**What the task requires:**
Pictures do not belong in the copy; restate the records below word for word.
○ ○ ○
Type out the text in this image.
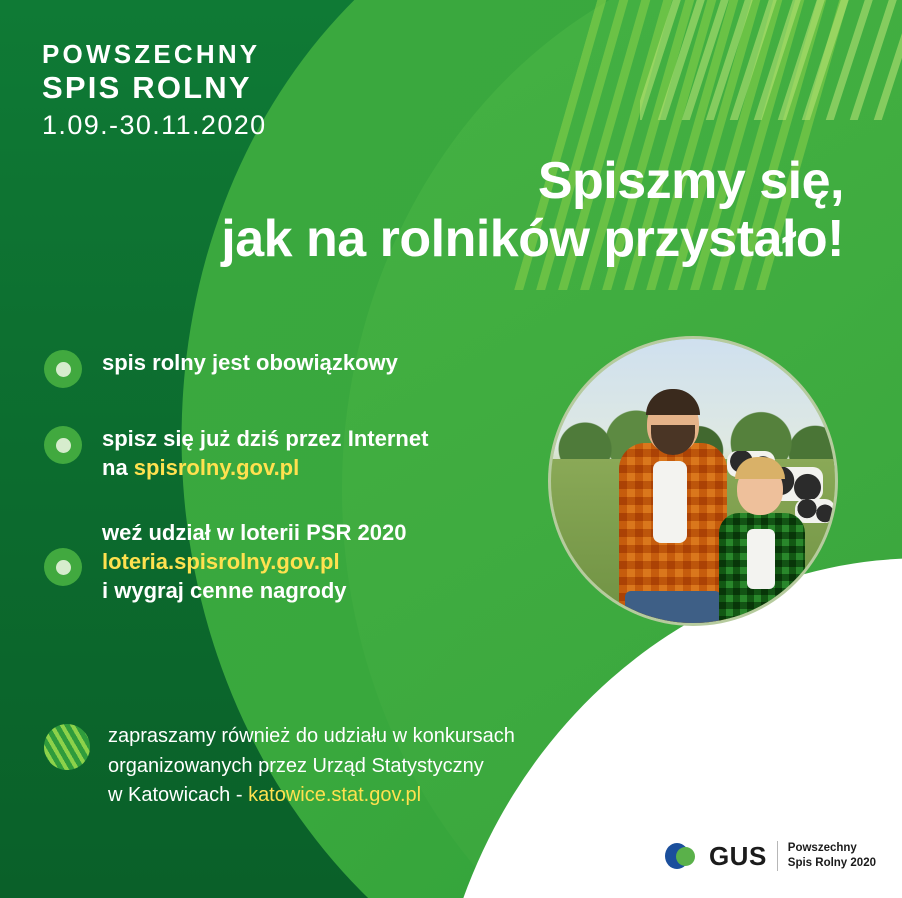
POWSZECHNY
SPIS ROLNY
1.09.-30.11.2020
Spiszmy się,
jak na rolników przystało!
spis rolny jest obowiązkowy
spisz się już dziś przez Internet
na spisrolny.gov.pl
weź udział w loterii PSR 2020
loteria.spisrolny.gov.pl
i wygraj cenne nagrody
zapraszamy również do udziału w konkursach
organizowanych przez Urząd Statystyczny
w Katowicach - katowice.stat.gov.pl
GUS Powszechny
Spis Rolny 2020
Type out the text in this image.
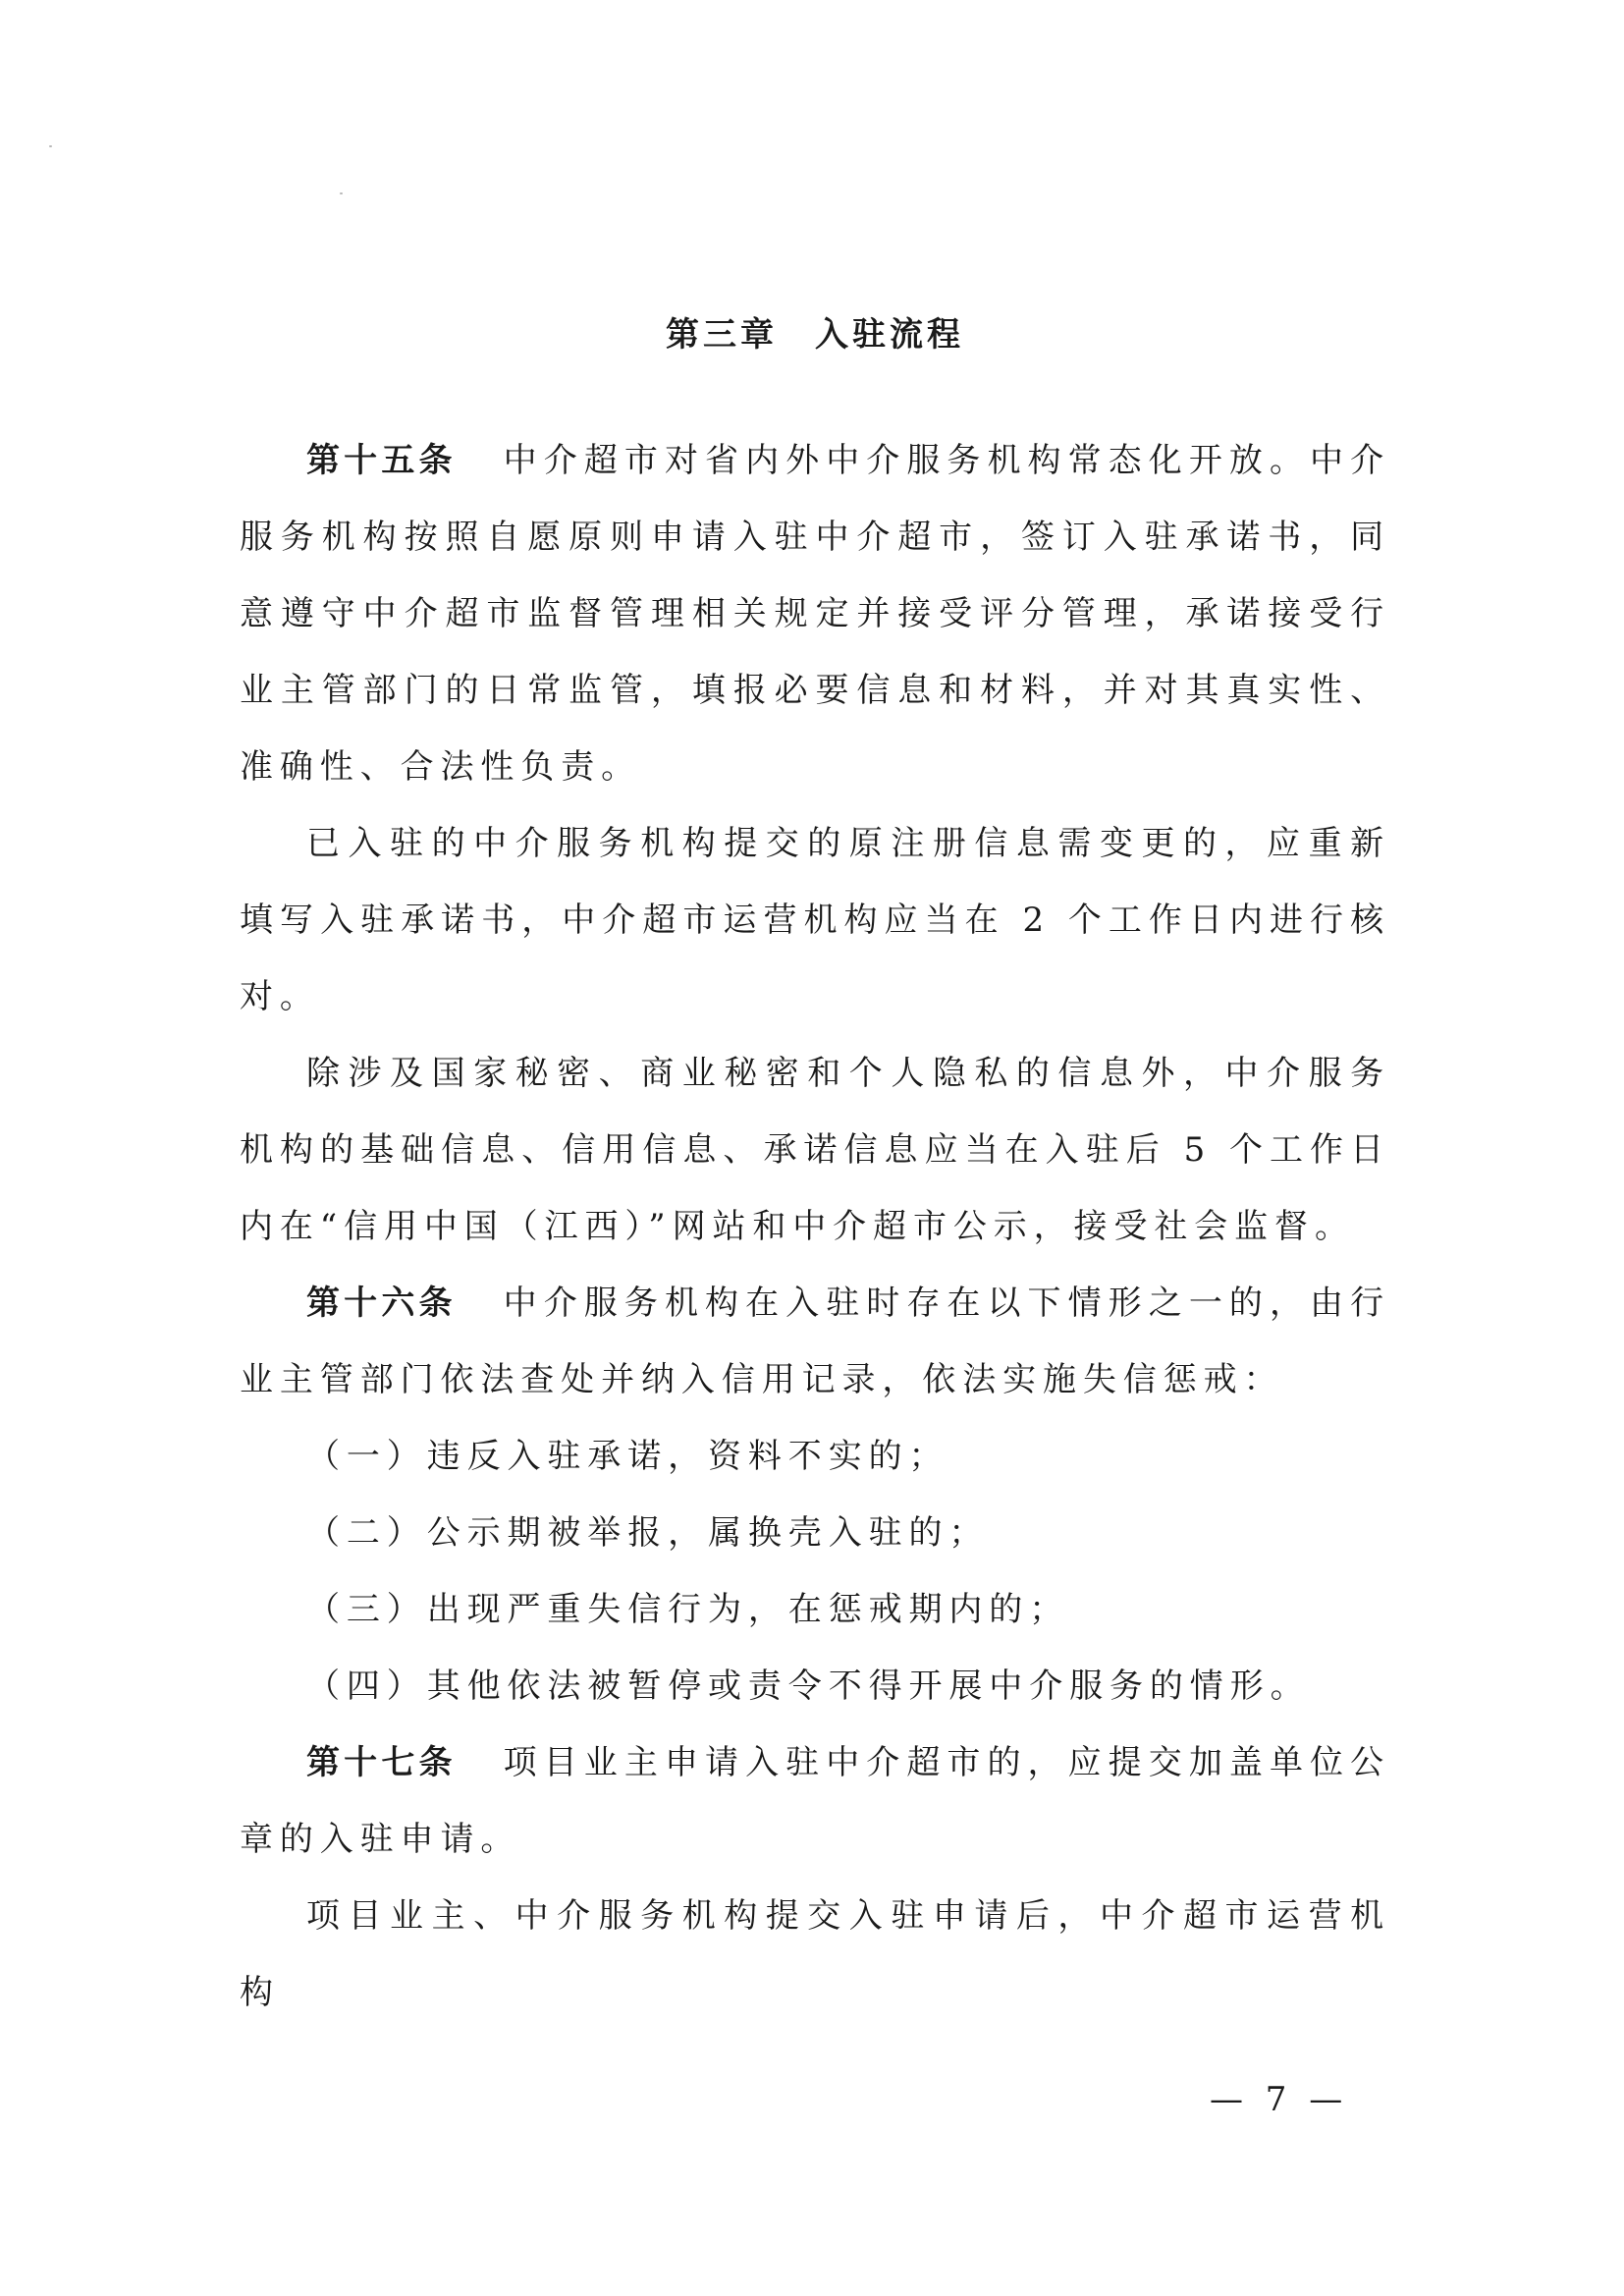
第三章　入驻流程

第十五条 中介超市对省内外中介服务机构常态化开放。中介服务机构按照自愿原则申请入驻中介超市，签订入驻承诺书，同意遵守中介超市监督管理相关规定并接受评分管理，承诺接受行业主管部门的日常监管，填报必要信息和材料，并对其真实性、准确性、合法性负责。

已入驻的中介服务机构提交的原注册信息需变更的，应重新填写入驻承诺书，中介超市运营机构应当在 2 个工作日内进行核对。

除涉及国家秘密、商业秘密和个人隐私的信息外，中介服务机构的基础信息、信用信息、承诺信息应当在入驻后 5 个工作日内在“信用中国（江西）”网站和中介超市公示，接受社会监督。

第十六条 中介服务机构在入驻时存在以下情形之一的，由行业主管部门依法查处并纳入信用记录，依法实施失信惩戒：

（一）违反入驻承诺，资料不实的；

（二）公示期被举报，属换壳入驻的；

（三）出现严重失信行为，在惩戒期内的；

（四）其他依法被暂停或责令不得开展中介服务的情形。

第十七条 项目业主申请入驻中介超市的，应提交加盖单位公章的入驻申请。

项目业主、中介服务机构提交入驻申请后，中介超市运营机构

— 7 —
○ ○ ○
**Final result:**
Type out the text in this image.
POWSZECHNY
SPIS ROLNY
1.09.-30.11.2020
Spiszmy się,
jak na rolników przystało!
spis rolny jest obowiązkowy
spisz się już dziś przez Internet
na spisrolny.gov.pl
weź udział w loterii PSR 2020
loteria.spisrolny.gov.pl
i wygraj cenne nagrody
zapraszamy również do udziału w konkursach
organizowanych przez Urząd Statystyczny
w Katowicach - katowice.stat.gov.pl
GUS Powszechny
Spis Rolny 2020
Type out the text in this image.
第三章　入驻流程

第十五条 中介超市对省内外中介服务机构常态化开放。中介服务机构按照自愿原则申请入驻中介超市，签订入驻承诺书，同意遵守中介超市监督管理相关规定并接受评分管理，承诺接受行业主管部门的日常监管，填报必要信息和材料，并对其真实性、准确性、合法性负责。

已入驻的中介服务机构提交的原注册信息需变更的，应重新填写入驻承诺书，中介超市运营机构应当在 2 个工作日内进行核对。

除涉及国家秘密、商业秘密和个人隐私的信息外，中介服务机构的基础信息、信用信息、承诺信息应当在入驻后 5 个工作日内在“信用中国（江西）”网站和中介超市公示，接受社会监督。

第十六条 中介服务机构在入驻时存在以下情形之一的，由行业主管部门依法查处并纳入信用记录，依法实施失信惩戒：

（一）违反入驻承诺，资料不实的；

（二）公示期被举报，属换壳入驻的；

（三）出现严重失信行为，在惩戒期内的；

（四）其他依法被暂停或责令不得开展中介服务的情形。

第十七条 项目业主申请入驻中介超市的，应提交加盖单位公章的入驻申请。

项目业主、中介服务机构提交入驻申请后，中介超市运营机构

— 7 —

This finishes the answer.